WHAT YOU ARE ASKED TO DO:
Go over the listing below line by line and tally those containing "remember". Give only the tally.

begin THE DATA

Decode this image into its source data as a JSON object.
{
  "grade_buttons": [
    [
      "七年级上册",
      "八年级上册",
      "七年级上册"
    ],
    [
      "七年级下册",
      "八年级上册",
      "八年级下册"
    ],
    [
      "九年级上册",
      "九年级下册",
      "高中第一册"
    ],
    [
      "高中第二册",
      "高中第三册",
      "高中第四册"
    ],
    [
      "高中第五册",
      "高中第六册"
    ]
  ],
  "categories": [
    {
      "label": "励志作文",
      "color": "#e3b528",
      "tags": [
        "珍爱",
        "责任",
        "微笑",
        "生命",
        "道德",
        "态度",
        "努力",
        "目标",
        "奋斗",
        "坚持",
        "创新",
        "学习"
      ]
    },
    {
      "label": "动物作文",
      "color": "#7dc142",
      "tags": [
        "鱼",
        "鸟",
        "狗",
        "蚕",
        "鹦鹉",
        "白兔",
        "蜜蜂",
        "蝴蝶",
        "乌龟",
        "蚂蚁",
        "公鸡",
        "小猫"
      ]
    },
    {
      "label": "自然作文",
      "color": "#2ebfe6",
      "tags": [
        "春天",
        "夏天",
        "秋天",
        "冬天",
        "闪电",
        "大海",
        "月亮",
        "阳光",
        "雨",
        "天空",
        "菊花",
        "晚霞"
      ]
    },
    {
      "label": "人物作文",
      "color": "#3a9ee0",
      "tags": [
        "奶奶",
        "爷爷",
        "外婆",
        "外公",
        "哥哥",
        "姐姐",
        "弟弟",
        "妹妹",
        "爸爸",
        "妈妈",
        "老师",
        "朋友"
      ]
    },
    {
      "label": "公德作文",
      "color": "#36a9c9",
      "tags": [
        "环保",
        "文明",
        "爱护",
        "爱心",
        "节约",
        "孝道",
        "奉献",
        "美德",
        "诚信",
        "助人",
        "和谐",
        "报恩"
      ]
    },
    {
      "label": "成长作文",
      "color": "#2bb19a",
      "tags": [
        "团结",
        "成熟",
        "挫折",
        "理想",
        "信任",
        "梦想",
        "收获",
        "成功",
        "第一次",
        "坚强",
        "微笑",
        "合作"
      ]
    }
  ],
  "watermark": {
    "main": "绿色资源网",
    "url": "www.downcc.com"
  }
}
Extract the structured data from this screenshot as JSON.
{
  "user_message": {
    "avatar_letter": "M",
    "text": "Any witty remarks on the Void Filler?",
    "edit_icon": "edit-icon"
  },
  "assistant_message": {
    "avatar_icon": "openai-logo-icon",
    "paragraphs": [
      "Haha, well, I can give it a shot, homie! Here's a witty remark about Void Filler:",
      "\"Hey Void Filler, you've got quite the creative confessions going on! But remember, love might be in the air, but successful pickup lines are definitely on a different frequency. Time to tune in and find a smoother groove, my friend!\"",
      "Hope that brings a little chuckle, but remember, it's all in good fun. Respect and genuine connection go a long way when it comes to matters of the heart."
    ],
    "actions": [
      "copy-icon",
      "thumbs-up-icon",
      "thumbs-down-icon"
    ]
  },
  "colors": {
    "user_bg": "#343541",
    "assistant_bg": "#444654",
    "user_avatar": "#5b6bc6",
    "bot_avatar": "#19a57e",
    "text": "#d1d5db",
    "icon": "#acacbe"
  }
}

end THE DATA

ANSWER TO THE EXERCISE:
2